§ Records excerpted from a collection:

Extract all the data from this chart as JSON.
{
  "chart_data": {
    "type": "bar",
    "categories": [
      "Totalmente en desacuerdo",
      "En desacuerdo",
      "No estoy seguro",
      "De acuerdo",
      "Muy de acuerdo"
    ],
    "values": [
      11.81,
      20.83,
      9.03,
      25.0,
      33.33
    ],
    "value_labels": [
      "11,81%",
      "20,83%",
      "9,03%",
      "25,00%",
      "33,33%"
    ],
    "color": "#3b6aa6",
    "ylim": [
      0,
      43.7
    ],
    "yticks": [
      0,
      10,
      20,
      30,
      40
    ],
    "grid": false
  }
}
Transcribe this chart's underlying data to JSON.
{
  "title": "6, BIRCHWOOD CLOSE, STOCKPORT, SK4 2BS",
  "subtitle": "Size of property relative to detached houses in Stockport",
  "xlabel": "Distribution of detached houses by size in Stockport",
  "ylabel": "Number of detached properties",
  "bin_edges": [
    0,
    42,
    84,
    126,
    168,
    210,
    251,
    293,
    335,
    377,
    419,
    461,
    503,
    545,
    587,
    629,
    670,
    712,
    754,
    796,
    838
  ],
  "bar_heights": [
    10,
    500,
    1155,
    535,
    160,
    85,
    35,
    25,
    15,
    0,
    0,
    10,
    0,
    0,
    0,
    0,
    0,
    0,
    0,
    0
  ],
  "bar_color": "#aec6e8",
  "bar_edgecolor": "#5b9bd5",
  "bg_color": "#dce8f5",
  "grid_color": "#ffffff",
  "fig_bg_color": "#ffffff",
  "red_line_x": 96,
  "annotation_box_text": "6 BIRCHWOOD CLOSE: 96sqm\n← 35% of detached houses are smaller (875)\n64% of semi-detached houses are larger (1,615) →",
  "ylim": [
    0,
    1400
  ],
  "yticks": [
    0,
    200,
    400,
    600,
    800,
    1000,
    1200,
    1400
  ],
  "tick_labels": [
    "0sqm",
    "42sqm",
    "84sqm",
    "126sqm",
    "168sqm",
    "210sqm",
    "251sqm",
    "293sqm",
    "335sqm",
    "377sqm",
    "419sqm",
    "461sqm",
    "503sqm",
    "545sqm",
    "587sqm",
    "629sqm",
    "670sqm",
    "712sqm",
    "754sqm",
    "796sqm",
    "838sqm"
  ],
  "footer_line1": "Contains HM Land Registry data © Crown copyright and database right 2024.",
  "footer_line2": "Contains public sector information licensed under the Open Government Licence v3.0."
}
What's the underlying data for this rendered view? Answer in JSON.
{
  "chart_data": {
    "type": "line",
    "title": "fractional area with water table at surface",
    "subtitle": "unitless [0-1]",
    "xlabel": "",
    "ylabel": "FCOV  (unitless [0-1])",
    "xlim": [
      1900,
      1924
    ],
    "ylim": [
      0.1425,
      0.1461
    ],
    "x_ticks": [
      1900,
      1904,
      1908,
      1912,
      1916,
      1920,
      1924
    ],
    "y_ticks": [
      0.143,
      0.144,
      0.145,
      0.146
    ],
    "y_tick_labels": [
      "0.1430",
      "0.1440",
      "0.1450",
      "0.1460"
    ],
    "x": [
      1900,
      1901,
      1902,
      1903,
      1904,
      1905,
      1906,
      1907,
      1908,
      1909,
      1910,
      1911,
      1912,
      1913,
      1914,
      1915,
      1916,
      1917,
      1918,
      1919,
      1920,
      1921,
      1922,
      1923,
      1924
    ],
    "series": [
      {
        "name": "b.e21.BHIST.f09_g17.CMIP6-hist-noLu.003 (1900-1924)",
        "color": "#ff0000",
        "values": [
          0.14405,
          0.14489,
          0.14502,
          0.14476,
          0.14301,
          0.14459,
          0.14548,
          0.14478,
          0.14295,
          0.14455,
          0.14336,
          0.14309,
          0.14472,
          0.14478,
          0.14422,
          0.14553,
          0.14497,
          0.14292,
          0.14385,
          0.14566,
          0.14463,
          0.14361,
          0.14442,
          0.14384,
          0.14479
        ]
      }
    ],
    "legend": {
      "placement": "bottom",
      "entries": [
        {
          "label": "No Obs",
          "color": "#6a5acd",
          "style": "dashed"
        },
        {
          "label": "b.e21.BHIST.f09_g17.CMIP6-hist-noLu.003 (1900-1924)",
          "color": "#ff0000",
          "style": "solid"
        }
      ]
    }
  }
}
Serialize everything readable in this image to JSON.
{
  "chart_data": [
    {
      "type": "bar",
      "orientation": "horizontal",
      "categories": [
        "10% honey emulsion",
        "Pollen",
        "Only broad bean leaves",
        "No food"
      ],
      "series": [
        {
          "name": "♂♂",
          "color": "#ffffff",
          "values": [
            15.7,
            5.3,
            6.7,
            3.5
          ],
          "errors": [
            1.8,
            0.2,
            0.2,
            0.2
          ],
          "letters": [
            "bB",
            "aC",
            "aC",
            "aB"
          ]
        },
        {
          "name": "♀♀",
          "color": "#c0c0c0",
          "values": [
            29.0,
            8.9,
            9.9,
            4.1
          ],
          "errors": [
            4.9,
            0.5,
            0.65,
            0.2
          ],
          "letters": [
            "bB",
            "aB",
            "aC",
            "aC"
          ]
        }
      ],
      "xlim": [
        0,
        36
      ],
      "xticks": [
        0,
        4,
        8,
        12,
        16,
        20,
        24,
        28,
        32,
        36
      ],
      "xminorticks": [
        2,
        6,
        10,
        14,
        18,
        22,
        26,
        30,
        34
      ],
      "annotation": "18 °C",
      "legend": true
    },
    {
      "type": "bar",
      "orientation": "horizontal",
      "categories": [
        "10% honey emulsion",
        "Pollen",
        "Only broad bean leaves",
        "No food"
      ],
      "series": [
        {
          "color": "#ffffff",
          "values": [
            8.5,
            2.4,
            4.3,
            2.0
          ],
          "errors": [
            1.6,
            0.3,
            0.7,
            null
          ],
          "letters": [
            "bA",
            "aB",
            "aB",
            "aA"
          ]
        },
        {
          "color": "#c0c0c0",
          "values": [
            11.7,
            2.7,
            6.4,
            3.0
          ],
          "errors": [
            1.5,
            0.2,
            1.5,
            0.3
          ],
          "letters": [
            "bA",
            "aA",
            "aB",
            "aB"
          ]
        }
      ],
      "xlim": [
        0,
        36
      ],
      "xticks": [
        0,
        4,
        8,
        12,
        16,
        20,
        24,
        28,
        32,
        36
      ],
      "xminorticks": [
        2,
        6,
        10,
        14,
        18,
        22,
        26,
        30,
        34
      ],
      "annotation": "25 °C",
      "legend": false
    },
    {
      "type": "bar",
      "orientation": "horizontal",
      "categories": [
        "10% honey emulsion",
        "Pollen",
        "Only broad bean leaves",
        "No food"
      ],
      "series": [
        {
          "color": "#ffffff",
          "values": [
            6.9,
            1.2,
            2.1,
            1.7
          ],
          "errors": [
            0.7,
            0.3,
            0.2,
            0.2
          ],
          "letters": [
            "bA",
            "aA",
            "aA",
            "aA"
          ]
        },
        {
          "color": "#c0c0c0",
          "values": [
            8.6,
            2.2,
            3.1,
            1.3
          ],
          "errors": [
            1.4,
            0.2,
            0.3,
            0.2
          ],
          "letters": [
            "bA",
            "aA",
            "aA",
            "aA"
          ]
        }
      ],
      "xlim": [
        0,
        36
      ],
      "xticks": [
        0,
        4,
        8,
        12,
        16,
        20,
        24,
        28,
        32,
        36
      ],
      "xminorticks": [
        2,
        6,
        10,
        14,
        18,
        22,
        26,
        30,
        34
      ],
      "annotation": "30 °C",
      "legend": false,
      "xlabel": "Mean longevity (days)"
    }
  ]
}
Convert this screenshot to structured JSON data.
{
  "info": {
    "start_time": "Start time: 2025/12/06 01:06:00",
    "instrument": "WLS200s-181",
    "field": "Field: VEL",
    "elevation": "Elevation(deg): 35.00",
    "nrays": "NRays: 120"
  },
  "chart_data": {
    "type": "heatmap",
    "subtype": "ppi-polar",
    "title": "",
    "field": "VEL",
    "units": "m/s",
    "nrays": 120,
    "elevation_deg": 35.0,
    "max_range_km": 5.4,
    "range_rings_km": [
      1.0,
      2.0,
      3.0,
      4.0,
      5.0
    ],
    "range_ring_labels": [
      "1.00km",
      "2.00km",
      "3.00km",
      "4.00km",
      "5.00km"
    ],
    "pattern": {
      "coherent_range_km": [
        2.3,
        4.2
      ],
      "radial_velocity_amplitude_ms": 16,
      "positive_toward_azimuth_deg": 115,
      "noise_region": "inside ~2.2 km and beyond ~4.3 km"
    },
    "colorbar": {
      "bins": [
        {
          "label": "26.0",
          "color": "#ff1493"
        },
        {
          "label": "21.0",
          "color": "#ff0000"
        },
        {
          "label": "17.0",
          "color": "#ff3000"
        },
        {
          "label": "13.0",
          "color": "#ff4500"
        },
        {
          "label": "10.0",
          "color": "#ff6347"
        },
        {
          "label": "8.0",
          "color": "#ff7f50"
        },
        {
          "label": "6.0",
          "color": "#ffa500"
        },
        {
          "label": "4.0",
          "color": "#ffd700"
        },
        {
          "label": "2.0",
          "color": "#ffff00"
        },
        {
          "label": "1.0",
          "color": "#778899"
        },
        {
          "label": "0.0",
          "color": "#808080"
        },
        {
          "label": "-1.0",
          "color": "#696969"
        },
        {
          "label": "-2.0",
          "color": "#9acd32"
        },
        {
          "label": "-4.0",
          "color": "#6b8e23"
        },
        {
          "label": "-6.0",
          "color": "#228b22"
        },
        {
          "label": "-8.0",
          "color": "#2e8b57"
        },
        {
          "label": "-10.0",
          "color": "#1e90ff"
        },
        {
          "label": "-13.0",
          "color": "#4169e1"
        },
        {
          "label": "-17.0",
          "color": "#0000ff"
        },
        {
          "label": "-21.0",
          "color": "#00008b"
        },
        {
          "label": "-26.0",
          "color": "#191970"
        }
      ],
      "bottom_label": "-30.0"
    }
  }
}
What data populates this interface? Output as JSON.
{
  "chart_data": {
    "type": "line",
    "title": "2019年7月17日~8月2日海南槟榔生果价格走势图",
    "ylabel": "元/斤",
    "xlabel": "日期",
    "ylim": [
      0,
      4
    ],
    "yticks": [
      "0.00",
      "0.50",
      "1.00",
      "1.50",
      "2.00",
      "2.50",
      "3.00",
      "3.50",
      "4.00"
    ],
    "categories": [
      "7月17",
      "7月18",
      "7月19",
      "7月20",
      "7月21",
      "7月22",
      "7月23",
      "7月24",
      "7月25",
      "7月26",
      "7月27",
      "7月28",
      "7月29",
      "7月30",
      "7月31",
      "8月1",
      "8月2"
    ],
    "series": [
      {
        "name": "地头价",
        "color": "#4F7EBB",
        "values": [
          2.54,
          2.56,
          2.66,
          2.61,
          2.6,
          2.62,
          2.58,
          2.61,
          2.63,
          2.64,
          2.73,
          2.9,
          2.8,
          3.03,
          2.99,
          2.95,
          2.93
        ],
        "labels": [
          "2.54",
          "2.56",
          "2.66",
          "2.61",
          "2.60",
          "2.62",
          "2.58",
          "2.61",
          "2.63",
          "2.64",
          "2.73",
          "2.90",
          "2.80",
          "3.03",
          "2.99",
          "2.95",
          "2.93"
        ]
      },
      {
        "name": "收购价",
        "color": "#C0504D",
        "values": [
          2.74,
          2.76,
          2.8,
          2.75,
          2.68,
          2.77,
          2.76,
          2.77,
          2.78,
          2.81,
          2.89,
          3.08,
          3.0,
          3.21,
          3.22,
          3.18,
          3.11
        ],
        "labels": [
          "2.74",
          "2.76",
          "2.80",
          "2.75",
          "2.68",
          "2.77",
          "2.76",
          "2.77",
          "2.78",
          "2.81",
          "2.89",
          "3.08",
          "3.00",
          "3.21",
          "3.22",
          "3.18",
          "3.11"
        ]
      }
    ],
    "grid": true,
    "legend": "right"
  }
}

§ EXERCISE: Reply with the number of lines in the material above that contain "noLu", and nothing more.

§ EXERCISE OUTPUT: 2